* [GIVEN REQUEST] Your task is to repeat the entries word for word while leaving out the pictures.

Stored data
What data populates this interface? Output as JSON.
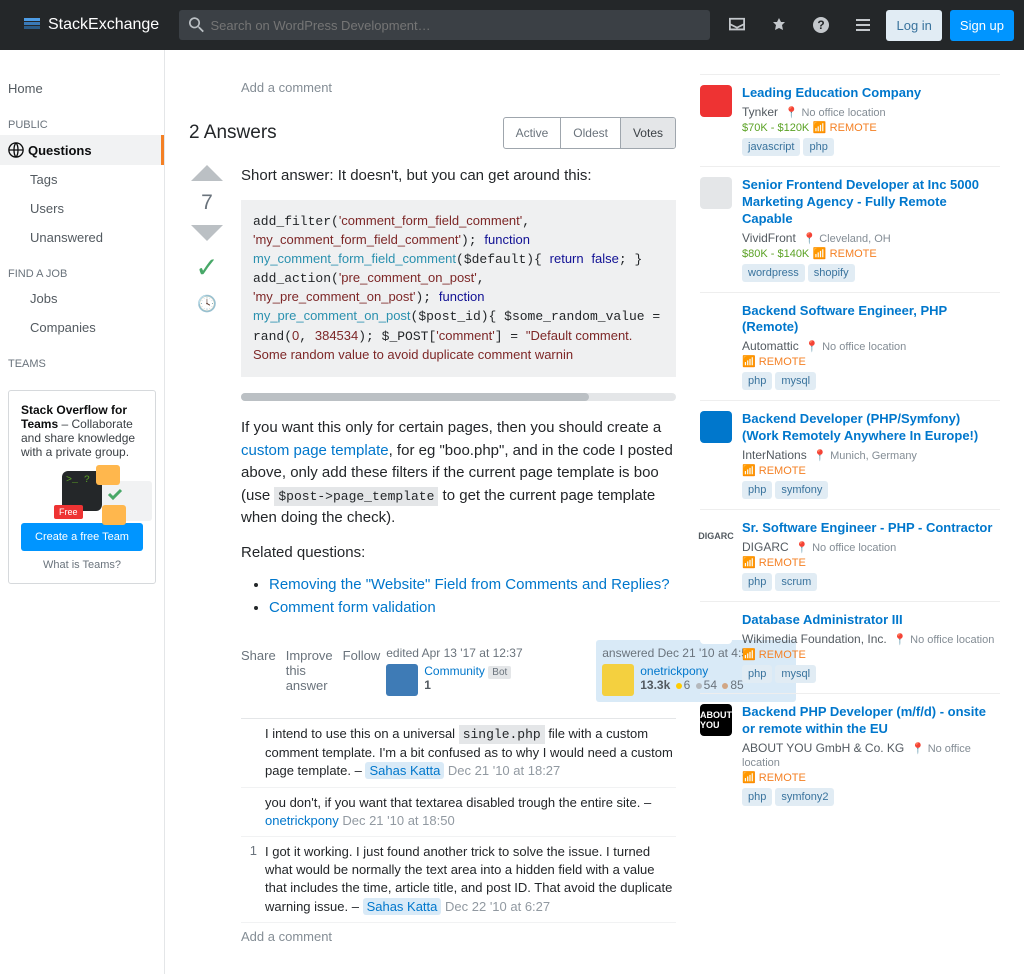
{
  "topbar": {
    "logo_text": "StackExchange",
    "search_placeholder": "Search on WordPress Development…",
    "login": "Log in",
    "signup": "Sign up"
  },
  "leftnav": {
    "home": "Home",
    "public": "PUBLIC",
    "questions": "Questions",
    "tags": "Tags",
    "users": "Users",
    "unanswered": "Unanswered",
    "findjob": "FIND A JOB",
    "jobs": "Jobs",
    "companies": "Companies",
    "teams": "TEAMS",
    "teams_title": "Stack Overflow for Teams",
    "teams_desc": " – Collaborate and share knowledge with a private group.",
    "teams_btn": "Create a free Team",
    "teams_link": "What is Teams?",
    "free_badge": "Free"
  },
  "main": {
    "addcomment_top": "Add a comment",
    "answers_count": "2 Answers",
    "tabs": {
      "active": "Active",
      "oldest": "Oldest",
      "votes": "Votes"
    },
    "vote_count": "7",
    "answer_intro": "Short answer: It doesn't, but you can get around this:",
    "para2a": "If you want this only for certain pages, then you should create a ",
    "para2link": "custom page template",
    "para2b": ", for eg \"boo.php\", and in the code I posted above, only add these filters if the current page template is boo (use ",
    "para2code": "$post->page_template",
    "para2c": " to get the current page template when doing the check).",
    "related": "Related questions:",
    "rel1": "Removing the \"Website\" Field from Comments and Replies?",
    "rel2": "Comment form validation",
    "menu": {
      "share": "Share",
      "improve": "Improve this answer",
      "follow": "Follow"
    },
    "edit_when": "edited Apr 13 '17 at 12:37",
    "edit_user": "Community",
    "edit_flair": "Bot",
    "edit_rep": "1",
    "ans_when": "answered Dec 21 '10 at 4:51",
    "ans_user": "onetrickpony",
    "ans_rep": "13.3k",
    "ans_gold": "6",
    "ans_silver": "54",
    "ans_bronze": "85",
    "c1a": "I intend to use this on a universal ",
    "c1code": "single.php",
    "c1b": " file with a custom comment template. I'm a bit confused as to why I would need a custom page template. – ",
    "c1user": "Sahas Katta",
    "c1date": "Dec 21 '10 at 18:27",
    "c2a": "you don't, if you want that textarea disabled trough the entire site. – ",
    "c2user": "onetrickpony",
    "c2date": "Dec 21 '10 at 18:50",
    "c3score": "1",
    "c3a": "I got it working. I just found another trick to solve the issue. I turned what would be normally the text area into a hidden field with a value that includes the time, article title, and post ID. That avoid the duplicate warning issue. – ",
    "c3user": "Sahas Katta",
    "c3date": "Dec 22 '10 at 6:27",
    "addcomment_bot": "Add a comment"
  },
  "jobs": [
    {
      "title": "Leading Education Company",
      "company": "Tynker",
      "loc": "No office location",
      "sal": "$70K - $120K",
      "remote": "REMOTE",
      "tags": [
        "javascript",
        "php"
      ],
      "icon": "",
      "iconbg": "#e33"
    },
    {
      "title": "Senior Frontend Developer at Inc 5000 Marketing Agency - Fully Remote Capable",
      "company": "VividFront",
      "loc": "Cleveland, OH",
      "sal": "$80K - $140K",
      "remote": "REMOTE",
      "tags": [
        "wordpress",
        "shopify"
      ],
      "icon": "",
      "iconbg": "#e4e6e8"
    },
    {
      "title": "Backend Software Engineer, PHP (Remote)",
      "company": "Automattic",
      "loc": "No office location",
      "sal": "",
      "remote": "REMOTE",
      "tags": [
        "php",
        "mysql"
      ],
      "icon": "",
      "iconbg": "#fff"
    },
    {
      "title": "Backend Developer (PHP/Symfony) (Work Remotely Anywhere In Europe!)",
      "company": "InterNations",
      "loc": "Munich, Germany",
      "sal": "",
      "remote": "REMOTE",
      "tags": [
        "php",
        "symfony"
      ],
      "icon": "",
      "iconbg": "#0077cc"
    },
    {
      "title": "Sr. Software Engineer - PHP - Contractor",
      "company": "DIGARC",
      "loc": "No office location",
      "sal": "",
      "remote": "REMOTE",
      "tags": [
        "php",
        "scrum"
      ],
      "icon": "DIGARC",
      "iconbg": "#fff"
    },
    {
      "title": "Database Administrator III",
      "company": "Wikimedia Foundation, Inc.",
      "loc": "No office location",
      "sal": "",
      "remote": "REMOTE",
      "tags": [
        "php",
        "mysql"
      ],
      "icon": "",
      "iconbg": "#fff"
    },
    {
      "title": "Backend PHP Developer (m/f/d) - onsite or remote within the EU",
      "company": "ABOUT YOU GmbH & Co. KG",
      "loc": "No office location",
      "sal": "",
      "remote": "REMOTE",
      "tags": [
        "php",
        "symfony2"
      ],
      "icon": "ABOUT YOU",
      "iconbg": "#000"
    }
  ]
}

* [FINAL ANSWER]
What data populates this interface? Output as JSON.
{
  "topbar": {
    "logo_text": "StackExchange",
    "search_placeholder": "Search on WordPress Development…",
    "login": "Log in",
    "signup": "Sign up"
  },
  "leftnav": {
    "home": "Home",
    "public": "PUBLIC",
    "questions": "Questions",
    "tags": "Tags",
    "users": "Users",
    "unanswered": "Unanswered",
    "findjob": "FIND A JOB",
    "jobs": "Jobs",
    "companies": "Companies",
    "teams": "TEAMS",
    "teams_title": "Stack Overflow for Teams",
    "teams_desc": " – Collaborate and share knowledge with a private group.",
    "teams_btn": "Create a free Team",
    "teams_link": "What is Teams?",
    "free_badge": "Free"
  },
  "main": {
    "addcomment_top": "Add a comment",
    "answers_count": "2 Answers",
    "tabs": {
      "active": "Active",
      "oldest": "Oldest",
      "votes": "Votes"
    },
    "vote_count": "7",
    "answer_intro": "Short answer: It doesn't, but you can get around this:",
    "para2a": "If you want this only for certain pages, then you should create a ",
    "para2link": "custom page template",
    "para2b": ", for eg \"boo.php\", and in the code I posted above, only add these filters if the current page template is boo (use ",
    "para2code": "$post->page_template",
    "para2c": " to get the current page template when doing the check).",
    "related": "Related questions:",
    "rel1": "Removing the \"Website\" Field from Comments and Replies?",
    "rel2": "Comment form validation",
    "menu": {
      "share": "Share",
      "improve": "Improve this answer",
      "follow": "Follow"
    },
    "edit_when": "edited Apr 13 '17 at 12:37",
    "edit_user": "Community",
    "edit_flair": "Bot",
    "edit_rep": "1",
    "ans_when": "answered Dec 21 '10 at 4:51",
    "ans_user": "onetrickpony",
    "ans_rep": "13.3k",
    "ans_gold": "6",
    "ans_silver": "54",
    "ans_bronze": "85",
    "c1a": "I intend to use this on a universal ",
    "c1code": "single.php",
    "c1b": " file with a custom comment template. I'm a bit confused as to why I would need a custom page template. – ",
    "c1user": "Sahas Katta",
    "c1date": "Dec 21 '10 at 18:27",
    "c2a": "you don't, if you want that textarea disabled trough the entire site. – ",
    "c2user": "onetrickpony",
    "c2date": "Dec 21 '10 at 18:50",
    "c3score": "1",
    "c3a": "I got it working. I just found another trick to solve the issue. I turned what would be normally the text area into a hidden field with a value that includes the time, article title, and post ID. That avoid the duplicate warning issue. – ",
    "c3user": "Sahas Katta",
    "c3date": "Dec 22 '10 at 6:27",
    "addcomment_bot": "Add a comment"
  },
  "jobs": [
    {
      "title": "Leading Education Company",
      "company": "Tynker",
      "loc": "No office location",
      "sal": "$70K - $120K",
      "remote": "REMOTE",
      "tags": [
        "javascript",
        "php"
      ],
      "icon": "",
      "iconbg": "#e33"
    },
    {
      "title": "Senior Frontend Developer at Inc 5000 Marketing Agency - Fully Remote Capable",
      "company": "VividFront",
      "loc": "Cleveland, OH",
      "sal": "$80K - $140K",
      "remote": "REMOTE",
      "tags": [
        "wordpress",
        "shopify"
      ],
      "icon": "",
      "iconbg": "#e4e6e8"
    },
    {
      "title": "Backend Software Engineer, PHP (Remote)",
      "company": "Automattic",
      "loc": "No office location",
      "sal": "",
      "remote": "REMOTE",
      "tags": [
        "php",
        "mysql"
      ],
      "icon": "",
      "iconbg": "#fff"
    },
    {
      "title": "Backend Developer (PHP/Symfony) (Work Remotely Anywhere In Europe!)",
      "company": "InterNations",
      "loc": "Munich, Germany",
      "sal": "",
      "remote": "REMOTE",
      "tags": [
        "php",
        "symfony"
      ],
      "icon": "",
      "iconbg": "#0077cc"
    },
    {
      "title": "Sr. Software Engineer - PHP - Contractor",
      "company": "DIGARC",
      "loc": "No office location",
      "sal": "",
      "remote": "REMOTE",
      "tags": [
        "php",
        "scrum"
      ],
      "icon": "DIGARC",
      "iconbg": "#fff"
    },
    {
      "title": "Database Administrator III",
      "company": "Wikimedia Foundation, Inc.",
      "loc": "No office location",
      "sal": "",
      "remote": "REMOTE",
      "tags": [
        "php",
        "mysql"
      ],
      "icon": "",
      "iconbg": "#fff"
    },
    {
      "title": "Backend PHP Developer (m/f/d) - onsite or remote within the EU",
      "company": "ABOUT YOU GmbH & Co. KG",
      "loc": "No office location",
      "sal": "",
      "remote": "REMOTE",
      "tags": [
        "php",
        "symfony2"
      ],
      "icon": "ABOUT YOU",
      "iconbg": "#000"
    }
  ]
}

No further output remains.